The exercise —
Rewrite every row below, changing "chart-title" to "plot-title" and leaving all other text untouched.

* * * * * * * * *

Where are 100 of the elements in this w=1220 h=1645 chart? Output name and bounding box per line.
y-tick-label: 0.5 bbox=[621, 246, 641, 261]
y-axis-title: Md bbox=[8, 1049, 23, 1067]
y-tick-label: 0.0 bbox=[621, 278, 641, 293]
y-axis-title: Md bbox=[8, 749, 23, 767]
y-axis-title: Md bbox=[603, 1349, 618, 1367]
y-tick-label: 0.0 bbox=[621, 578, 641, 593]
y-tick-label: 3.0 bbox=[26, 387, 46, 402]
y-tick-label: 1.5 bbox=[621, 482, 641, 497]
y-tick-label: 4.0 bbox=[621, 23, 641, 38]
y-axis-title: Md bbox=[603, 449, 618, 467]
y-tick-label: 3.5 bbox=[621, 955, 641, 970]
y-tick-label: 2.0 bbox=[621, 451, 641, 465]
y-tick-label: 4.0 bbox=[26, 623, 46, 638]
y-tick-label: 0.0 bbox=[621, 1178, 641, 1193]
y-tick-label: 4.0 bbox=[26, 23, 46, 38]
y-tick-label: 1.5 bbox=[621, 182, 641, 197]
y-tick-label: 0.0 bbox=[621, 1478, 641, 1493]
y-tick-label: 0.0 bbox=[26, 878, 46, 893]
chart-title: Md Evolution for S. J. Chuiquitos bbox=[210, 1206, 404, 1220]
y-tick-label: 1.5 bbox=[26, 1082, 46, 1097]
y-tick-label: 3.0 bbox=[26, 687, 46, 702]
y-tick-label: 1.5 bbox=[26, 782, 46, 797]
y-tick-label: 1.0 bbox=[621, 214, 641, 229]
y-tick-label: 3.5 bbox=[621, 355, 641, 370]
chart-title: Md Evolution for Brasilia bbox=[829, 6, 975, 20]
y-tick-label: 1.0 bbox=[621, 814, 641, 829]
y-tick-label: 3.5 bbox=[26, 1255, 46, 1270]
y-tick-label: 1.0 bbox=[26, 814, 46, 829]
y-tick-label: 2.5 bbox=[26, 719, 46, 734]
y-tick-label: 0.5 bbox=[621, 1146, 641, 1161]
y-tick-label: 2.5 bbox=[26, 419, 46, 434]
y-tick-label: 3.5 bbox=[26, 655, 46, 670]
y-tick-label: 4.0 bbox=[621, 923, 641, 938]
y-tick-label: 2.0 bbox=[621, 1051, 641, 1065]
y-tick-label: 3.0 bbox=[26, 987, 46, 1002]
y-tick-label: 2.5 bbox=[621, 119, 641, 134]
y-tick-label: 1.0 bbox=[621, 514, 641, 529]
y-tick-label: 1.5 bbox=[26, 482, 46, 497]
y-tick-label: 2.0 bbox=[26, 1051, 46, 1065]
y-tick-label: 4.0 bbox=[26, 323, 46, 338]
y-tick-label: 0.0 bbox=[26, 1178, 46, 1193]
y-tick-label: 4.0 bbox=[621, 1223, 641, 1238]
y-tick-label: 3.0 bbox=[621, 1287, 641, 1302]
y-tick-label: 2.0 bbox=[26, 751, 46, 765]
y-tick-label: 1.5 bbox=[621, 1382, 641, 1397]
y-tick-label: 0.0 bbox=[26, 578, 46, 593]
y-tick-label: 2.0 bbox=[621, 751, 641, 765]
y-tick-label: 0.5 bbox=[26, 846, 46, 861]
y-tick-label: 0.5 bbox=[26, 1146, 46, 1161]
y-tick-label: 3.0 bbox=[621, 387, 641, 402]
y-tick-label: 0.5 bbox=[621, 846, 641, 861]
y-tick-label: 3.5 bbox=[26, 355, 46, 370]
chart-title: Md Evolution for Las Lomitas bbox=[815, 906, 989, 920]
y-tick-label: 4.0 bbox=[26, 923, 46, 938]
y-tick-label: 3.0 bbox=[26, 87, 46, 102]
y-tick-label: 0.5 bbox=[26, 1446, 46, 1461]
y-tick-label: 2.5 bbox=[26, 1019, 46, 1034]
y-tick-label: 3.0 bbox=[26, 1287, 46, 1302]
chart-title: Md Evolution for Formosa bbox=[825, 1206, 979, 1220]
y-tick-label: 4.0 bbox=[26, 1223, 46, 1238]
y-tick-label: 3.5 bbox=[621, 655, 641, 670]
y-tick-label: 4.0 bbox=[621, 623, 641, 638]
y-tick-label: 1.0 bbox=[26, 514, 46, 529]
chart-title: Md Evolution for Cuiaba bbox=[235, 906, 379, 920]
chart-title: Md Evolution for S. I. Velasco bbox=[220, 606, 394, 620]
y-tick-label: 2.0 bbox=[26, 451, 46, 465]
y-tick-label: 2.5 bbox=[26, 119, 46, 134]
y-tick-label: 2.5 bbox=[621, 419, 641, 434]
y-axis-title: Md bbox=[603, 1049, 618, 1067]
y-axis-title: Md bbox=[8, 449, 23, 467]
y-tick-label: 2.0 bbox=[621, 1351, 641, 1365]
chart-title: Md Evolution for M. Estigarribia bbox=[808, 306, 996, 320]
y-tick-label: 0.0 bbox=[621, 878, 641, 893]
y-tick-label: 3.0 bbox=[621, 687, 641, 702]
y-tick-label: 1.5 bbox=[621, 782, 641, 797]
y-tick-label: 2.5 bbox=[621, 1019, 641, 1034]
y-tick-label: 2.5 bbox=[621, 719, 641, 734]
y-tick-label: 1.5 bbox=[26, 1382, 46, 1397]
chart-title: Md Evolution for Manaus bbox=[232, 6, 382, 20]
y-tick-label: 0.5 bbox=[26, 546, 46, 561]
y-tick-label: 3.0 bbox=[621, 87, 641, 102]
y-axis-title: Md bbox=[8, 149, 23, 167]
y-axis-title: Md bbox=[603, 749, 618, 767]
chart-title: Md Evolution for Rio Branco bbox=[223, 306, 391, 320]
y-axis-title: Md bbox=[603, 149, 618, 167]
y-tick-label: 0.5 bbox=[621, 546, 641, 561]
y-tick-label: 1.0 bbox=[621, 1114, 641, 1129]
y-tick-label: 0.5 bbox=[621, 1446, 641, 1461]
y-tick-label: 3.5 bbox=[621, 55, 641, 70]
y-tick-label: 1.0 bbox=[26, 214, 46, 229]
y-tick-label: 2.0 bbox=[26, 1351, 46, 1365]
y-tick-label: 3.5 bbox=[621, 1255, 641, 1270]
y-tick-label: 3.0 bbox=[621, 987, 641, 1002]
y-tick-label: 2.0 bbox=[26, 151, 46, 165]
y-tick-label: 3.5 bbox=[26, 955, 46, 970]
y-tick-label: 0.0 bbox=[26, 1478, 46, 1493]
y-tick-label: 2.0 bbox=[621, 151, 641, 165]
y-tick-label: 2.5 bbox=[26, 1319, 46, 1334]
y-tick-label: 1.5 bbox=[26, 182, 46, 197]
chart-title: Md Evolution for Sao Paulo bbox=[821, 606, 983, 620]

* * * * * * * * *

Full answer —
Where are 100 of the elements in this w=1220 h=1645 chart? Output name and bounding box per line.
y-tick-label: 0.5 bbox=[621, 246, 641, 261]
y-axis-title: Md bbox=[8, 1049, 23, 1067]
y-tick-label: 0.0 bbox=[621, 278, 641, 293]
y-axis-title: Md bbox=[8, 749, 23, 767]
y-axis-title: Md bbox=[603, 1349, 618, 1367]
y-tick-label: 0.0 bbox=[621, 578, 641, 593]
y-tick-label: 3.0 bbox=[26, 387, 46, 402]
y-tick-label: 1.5 bbox=[621, 482, 641, 497]
y-tick-label: 4.0 bbox=[621, 23, 641, 38]
y-axis-title: Md bbox=[603, 449, 618, 467]
y-tick-label: 3.5 bbox=[621, 955, 641, 970]
y-tick-label: 2.0 bbox=[621, 451, 641, 465]
y-tick-label: 4.0 bbox=[26, 623, 46, 638]
y-tick-label: 0.0 bbox=[621, 1178, 641, 1193]
y-tick-label: 4.0 bbox=[26, 23, 46, 38]
y-tick-label: 1.5 bbox=[621, 182, 641, 197]
y-tick-label: 0.0 bbox=[621, 1478, 641, 1493]
y-tick-label: 0.0 bbox=[26, 878, 46, 893]
plot-title: Md Evolution for S. J. Chuiquitos bbox=[210, 1206, 404, 1220]
y-tick-label: 1.5 bbox=[26, 1082, 46, 1097]
y-tick-label: 3.0 bbox=[26, 687, 46, 702]
y-tick-label: 1.5 bbox=[26, 782, 46, 797]
y-tick-label: 1.0 bbox=[621, 214, 641, 229]
y-tick-label: 3.5 bbox=[621, 355, 641, 370]
plot-title: Md Evolution for Brasilia bbox=[829, 6, 975, 20]
y-tick-label: 1.0 bbox=[621, 814, 641, 829]
y-tick-label: 3.5 bbox=[26, 1255, 46, 1270]
y-tick-label: 1.0 bbox=[26, 814, 46, 829]
y-tick-label: 2.5 bbox=[26, 719, 46, 734]
y-tick-label: 0.5 bbox=[621, 1146, 641, 1161]
y-tick-label: 2.5 bbox=[26, 419, 46, 434]
y-tick-label: 3.5 bbox=[26, 655, 46, 670]
y-tick-label: 4.0 bbox=[621, 923, 641, 938]
y-tick-label: 2.0 bbox=[621, 1051, 641, 1065]
y-tick-label: 3.0 bbox=[26, 987, 46, 1002]
y-tick-label: 2.5 bbox=[621, 119, 641, 134]
y-tick-label: 1.0 bbox=[621, 514, 641, 529]
y-tick-label: 1.5 bbox=[26, 482, 46, 497]
y-tick-label: 2.0 bbox=[26, 1051, 46, 1065]
y-tick-label: 4.0 bbox=[26, 323, 46, 338]
y-tick-label: 0.0 bbox=[26, 1178, 46, 1193]
y-tick-label: 4.0 bbox=[621, 1223, 641, 1238]
y-tick-label: 3.0 bbox=[621, 1287, 641, 1302]
y-tick-label: 2.0 bbox=[26, 751, 46, 765]
y-tick-label: 1.5 bbox=[621, 1382, 641, 1397]
y-tick-label: 0.0 bbox=[26, 578, 46, 593]
y-tick-label: 2.0 bbox=[621, 751, 641, 765]
y-tick-label: 0.5 bbox=[26, 846, 46, 861]
y-tick-label: 0.5 bbox=[26, 1146, 46, 1161]
y-tick-label: 3.0 bbox=[621, 387, 641, 402]
y-tick-label: 0.5 bbox=[621, 846, 641, 861]
y-tick-label: 3.5 bbox=[26, 355, 46, 370]
plot-title: Md Evolution for Las Lomitas bbox=[815, 906, 989, 920]
y-tick-label: 4.0 bbox=[26, 923, 46, 938]
y-tick-label: 3.0 bbox=[26, 87, 46, 102]
y-tick-label: 0.5 bbox=[26, 1446, 46, 1461]
y-tick-label: 2.5 bbox=[26, 1019, 46, 1034]
y-tick-label: 3.0 bbox=[26, 1287, 46, 1302]
plot-title: Md Evolution for Formosa bbox=[825, 1206, 979, 1220]
y-tick-label: 4.0 bbox=[26, 1223, 46, 1238]
y-tick-label: 3.5 bbox=[621, 655, 641, 670]
y-tick-label: 4.0 bbox=[621, 623, 641, 638]
y-tick-label: 1.0 bbox=[26, 514, 46, 529]
plot-title: Md Evolution for Cuiaba bbox=[235, 906, 379, 920]
plot-title: Md Evolution for S. I. Velasco bbox=[220, 606, 394, 620]
y-tick-label: 2.0 bbox=[26, 451, 46, 465]
y-tick-label: 2.5 bbox=[26, 119, 46, 134]
y-tick-label: 2.5 bbox=[621, 419, 641, 434]
y-axis-title: Md bbox=[603, 1049, 618, 1067]
y-axis-title: Md bbox=[8, 449, 23, 467]
y-tick-label: 2.0 bbox=[621, 1351, 641, 1365]
plot-title: Md Evolution for M. Estigarribia bbox=[808, 306, 996, 320]
y-tick-label: 0.0 bbox=[621, 878, 641, 893]
y-tick-label: 3.0 bbox=[621, 687, 641, 702]
y-tick-label: 1.5 bbox=[621, 782, 641, 797]
y-tick-label: 2.5 bbox=[621, 1019, 641, 1034]
y-tick-label: 2.5 bbox=[621, 719, 641, 734]
y-tick-label: 1.5 bbox=[26, 1382, 46, 1397]
plot-title: Md Evolution for Manaus bbox=[232, 6, 382, 20]
y-tick-label: 0.5 bbox=[26, 546, 46, 561]
y-tick-label: 3.0 bbox=[621, 87, 641, 102]
y-axis-title: Md bbox=[8, 149, 23, 167]
y-axis-title: Md bbox=[603, 749, 618, 767]
plot-title: Md Evolution for Rio Branco bbox=[223, 306, 391, 320]
y-axis-title: Md bbox=[603, 149, 618, 167]
y-tick-label: 0.5 bbox=[621, 546, 641, 561]
y-tick-label: 1.0 bbox=[621, 1114, 641, 1129]
y-tick-label: 0.5 bbox=[621, 1446, 641, 1461]
y-tick-label: 3.5 bbox=[621, 55, 641, 70]
y-tick-label: 1.0 bbox=[26, 214, 46, 229]
y-tick-label: 2.0 bbox=[26, 1351, 46, 1365]
y-tick-label: 3.5 bbox=[621, 1255, 641, 1270]
y-tick-label: 3.0 bbox=[621, 987, 641, 1002]
y-tick-label: 2.0 bbox=[26, 151, 46, 165]
y-tick-label: 3.5 bbox=[26, 955, 46, 970]
y-tick-label: 0.0 bbox=[26, 1478, 46, 1493]
y-tick-label: 2.0 bbox=[621, 151, 641, 165]
y-tick-label: 2.5 bbox=[26, 1319, 46, 1334]
y-tick-label: 1.5 bbox=[26, 182, 46, 197]
plot-title: Md Evolution for Sao Paulo bbox=[821, 606, 983, 620]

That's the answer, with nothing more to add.